== Given records ==

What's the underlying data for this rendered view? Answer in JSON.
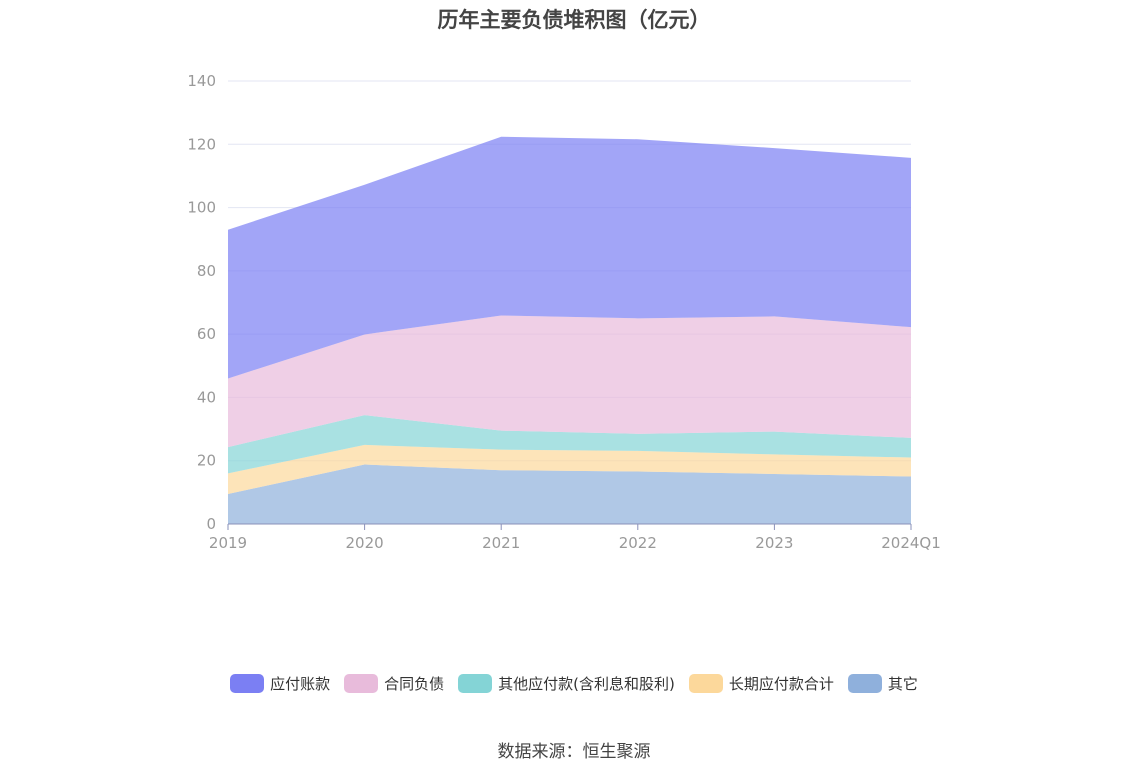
{
  "source_text": "数据来源：恒生聚源",
  "chart_data": {
    "type": "area",
    "stacked": true,
    "title": "历年主要负债堆积图（亿元）",
    "xlabel": "",
    "ylabel": "",
    "categories": [
      "2019",
      "2020",
      "2021",
      "2022",
      "2023",
      "2024Q1"
    ],
    "ylim": [
      0,
      140
    ],
    "yticks": [
      0,
      20,
      40,
      60,
      80,
      100,
      120,
      140
    ],
    "grid": true,
    "legend_position": "bottom",
    "series": [
      {
        "name": "其它",
        "color": "#8fb0dc",
        "values": [
          9.5,
          18.8,
          17.0,
          16.6,
          15.8,
          15.0
        ]
      },
      {
        "name": "长期应付款合计",
        "color": "#fcd89b",
        "values": [
          6.5,
          6.2,
          6.5,
          6.5,
          6.2,
          6.0
        ]
      },
      {
        "name": "其他应付款(含利息和股利)",
        "color": "#84d4d6",
        "values": [
          8.3,
          9.4,
          6.0,
          5.4,
          7.2,
          6.2
        ]
      },
      {
        "name": "合同负债",
        "color": "#e8bbdb",
        "values": [
          21.7,
          25.5,
          36.4,
          36.5,
          36.4,
          35.0
        ]
      },
      {
        "name": "应付账款",
        "color": "#7b7ff3",
        "values": [
          47.0,
          47.3,
          56.5,
          56.6,
          53.2,
          53.5
        ]
      }
    ]
  }
}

===

Transcribe the records verbatim and omit the images.

What's the underlying data for this rendered view? Answer in JSON.
{
  "source_text": "数据来源：恒生聚源",
  "chart_data": {
    "type": "area",
    "stacked": true,
    "title": "历年主要负债堆积图（亿元）",
    "xlabel": "",
    "ylabel": "",
    "categories": [
      "2019",
      "2020",
      "2021",
      "2022",
      "2023",
      "2024Q1"
    ],
    "ylim": [
      0,
      140
    ],
    "yticks": [
      0,
      20,
      40,
      60,
      80,
      100,
      120,
      140
    ],
    "grid": true,
    "legend_position": "bottom",
    "series": [
      {
        "name": "其它",
        "color": "#8fb0dc",
        "values": [
          9.5,
          18.8,
          17.0,
          16.6,
          15.8,
          15.0
        ]
      },
      {
        "name": "长期应付款合计",
        "color": "#fcd89b",
        "values": [
          6.5,
          6.2,
          6.5,
          6.5,
          6.2,
          6.0
        ]
      },
      {
        "name": "其他应付款(含利息和股利)",
        "color": "#84d4d6",
        "values": [
          8.3,
          9.4,
          6.0,
          5.4,
          7.2,
          6.2
        ]
      },
      {
        "name": "合同负债",
        "color": "#e8bbdb",
        "values": [
          21.7,
          25.5,
          36.4,
          36.5,
          36.4,
          35.0
        ]
      },
      {
        "name": "应付账款",
        "color": "#7b7ff3",
        "values": [
          47.0,
          47.3,
          56.5,
          56.6,
          53.2,
          53.5
        ]
      }
    ]
  }
}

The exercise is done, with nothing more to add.